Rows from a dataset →
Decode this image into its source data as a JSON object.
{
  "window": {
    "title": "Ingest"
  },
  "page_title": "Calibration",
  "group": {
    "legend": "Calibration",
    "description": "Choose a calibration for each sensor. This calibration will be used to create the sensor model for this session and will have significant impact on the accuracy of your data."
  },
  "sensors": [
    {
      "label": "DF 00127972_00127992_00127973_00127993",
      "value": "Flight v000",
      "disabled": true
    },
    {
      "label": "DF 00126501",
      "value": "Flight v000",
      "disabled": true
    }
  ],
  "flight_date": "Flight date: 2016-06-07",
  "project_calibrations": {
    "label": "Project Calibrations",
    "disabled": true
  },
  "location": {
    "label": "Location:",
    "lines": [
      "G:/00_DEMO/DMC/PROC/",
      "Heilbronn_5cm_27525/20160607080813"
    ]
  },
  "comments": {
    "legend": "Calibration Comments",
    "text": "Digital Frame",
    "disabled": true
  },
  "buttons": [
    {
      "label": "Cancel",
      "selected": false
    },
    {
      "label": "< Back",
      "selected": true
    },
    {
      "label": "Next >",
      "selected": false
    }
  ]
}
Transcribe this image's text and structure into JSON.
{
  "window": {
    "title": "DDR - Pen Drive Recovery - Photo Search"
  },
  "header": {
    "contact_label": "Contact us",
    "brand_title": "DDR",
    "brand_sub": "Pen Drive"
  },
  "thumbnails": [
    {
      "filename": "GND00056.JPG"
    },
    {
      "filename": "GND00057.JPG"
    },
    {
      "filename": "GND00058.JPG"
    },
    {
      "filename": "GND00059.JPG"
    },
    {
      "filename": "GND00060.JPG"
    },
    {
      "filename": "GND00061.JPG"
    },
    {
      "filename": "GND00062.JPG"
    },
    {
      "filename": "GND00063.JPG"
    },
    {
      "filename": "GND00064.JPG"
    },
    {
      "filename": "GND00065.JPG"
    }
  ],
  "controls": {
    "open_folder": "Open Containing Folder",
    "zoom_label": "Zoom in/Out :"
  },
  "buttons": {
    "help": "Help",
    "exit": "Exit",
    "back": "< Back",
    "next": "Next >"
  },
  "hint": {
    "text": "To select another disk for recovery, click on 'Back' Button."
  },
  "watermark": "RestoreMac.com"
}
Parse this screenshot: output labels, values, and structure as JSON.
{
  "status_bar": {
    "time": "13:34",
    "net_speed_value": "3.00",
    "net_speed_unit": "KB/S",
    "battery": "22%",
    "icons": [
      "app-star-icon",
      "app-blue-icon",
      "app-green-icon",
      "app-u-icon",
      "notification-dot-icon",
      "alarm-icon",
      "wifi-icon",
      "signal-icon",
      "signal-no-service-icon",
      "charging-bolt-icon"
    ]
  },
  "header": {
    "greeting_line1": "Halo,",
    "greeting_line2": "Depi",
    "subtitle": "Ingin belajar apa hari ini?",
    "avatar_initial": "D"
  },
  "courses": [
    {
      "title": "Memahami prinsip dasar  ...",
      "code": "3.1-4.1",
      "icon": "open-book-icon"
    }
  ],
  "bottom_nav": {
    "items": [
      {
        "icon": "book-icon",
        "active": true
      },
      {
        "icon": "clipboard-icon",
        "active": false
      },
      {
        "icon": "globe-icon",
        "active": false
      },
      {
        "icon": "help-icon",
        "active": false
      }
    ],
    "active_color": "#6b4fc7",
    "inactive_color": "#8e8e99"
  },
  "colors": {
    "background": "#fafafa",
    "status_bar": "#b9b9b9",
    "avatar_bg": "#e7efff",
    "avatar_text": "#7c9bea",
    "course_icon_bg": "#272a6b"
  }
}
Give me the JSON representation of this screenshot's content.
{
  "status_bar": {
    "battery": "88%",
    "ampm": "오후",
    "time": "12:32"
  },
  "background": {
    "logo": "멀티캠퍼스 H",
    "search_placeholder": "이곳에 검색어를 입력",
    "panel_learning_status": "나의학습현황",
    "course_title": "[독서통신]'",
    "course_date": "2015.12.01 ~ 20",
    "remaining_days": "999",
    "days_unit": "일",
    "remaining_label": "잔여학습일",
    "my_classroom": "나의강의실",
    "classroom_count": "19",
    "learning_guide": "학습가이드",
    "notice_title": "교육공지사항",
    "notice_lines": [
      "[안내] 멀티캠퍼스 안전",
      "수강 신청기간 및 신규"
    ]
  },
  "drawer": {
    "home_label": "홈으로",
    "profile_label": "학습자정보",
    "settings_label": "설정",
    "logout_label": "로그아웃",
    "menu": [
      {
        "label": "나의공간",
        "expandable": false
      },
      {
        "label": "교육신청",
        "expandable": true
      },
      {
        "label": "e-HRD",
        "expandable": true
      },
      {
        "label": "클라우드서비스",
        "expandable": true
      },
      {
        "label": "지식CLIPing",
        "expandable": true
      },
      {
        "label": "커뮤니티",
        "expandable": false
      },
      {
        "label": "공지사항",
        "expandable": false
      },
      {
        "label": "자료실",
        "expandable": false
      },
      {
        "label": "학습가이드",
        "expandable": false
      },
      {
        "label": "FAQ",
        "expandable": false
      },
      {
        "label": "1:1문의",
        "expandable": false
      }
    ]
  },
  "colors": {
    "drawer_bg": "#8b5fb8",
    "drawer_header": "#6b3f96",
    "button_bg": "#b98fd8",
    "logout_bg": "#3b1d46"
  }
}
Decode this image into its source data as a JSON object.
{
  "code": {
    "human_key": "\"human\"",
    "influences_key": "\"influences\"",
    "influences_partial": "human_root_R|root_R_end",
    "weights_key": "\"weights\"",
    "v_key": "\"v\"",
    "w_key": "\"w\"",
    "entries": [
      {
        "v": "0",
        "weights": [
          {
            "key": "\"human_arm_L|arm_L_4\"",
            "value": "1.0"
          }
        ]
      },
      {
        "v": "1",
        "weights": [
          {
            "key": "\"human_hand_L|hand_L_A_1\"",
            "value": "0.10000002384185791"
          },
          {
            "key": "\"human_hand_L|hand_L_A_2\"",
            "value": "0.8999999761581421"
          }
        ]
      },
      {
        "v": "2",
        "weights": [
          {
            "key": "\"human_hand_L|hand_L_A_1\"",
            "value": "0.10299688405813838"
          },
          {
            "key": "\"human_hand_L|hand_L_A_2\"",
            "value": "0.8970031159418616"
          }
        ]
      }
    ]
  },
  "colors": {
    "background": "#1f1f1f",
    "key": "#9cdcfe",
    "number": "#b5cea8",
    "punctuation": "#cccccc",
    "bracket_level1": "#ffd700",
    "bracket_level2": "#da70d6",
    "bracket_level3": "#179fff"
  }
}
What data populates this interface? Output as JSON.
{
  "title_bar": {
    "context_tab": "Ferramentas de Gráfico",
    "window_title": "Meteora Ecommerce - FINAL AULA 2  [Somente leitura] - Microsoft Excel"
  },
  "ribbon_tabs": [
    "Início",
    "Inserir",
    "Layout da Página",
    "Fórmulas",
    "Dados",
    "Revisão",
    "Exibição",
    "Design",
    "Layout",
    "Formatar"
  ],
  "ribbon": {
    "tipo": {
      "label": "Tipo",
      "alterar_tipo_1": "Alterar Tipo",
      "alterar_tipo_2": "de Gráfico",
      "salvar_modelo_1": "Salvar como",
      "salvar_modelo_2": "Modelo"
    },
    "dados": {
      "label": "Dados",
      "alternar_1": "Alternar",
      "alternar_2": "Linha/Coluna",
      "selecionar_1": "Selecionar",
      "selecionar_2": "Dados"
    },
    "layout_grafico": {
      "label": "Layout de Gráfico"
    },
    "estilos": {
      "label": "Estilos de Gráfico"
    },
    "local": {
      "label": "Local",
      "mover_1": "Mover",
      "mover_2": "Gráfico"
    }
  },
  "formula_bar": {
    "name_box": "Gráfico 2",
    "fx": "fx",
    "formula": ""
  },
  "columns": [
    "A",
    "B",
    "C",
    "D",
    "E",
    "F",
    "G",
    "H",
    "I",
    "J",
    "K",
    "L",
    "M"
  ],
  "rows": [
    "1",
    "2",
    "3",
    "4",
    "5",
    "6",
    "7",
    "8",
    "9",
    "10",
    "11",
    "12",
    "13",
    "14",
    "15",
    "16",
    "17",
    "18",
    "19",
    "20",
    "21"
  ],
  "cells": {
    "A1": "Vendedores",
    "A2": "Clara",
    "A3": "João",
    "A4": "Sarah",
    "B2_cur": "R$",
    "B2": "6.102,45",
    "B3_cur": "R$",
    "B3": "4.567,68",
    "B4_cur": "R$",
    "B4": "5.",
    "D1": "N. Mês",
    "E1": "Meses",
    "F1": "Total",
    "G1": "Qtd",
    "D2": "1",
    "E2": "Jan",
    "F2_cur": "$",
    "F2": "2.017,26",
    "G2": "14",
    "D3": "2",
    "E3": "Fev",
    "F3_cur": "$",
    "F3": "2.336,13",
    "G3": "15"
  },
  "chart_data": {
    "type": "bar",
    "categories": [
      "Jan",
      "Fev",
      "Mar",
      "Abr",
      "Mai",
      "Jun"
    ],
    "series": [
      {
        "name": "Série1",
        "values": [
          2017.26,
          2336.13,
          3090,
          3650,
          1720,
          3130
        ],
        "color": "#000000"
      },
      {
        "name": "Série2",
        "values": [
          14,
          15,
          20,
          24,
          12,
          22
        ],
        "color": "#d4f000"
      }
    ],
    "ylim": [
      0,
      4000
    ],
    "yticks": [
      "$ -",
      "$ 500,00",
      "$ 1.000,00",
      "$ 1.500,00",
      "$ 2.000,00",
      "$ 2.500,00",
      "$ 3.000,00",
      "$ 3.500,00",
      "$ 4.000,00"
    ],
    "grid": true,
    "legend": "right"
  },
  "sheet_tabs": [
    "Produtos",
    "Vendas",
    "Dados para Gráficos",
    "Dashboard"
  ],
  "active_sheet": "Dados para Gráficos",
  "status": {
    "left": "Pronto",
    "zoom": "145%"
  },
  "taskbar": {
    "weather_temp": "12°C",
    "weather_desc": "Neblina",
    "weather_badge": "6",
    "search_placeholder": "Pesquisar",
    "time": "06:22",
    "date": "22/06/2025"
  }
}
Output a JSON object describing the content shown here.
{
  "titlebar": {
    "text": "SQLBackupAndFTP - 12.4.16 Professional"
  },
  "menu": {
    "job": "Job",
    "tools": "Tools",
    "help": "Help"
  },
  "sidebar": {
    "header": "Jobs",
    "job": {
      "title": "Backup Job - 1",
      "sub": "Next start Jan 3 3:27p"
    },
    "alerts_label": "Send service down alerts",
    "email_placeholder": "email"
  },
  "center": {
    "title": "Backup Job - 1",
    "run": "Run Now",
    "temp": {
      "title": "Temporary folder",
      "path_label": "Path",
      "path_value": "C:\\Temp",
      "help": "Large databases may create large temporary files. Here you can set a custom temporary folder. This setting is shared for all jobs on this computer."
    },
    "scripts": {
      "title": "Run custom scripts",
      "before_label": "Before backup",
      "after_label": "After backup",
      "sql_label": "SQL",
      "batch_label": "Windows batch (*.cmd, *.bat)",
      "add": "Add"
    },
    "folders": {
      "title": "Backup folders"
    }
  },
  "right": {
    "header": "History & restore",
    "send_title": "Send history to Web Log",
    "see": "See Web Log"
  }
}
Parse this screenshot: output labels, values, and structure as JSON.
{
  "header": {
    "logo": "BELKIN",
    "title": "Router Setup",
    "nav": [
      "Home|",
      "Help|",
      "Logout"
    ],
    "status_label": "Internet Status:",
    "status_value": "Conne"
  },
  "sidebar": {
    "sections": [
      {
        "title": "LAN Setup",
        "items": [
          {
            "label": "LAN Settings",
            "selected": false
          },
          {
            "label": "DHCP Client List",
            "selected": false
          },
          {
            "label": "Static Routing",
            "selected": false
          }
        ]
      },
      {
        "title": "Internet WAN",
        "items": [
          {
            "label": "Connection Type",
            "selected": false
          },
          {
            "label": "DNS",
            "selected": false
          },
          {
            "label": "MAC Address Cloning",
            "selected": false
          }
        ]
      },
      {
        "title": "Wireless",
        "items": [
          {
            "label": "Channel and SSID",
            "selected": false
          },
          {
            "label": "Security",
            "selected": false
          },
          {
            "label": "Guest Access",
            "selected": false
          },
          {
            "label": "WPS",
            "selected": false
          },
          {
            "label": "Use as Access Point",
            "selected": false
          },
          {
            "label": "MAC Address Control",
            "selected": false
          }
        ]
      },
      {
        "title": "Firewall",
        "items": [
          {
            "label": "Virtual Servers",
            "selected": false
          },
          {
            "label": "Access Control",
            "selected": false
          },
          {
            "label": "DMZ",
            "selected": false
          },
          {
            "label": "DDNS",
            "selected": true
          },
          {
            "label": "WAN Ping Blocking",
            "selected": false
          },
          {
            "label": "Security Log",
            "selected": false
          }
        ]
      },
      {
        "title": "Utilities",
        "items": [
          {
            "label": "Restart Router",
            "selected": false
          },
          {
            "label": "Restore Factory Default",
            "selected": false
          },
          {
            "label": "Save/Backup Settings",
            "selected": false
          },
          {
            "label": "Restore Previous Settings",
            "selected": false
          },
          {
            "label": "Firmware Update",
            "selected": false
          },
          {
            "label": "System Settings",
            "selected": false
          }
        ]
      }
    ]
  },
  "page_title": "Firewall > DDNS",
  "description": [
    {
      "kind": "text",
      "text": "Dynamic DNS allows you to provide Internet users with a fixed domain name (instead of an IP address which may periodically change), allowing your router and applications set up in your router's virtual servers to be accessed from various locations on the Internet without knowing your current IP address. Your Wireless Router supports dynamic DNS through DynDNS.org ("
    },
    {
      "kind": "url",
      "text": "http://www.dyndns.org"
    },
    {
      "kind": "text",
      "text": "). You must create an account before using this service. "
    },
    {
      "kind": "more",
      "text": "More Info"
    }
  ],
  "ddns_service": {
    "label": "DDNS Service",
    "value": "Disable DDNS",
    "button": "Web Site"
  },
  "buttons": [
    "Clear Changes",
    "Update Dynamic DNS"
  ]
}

EXERCISE INSTRUCTIONS →
Scan the material above for the word "Send". Copy each line where it occurs.

SOLVED EXERCISE →
    "alerts_label": "Send service down alerts",
    "send_title": "Send history to Web Log",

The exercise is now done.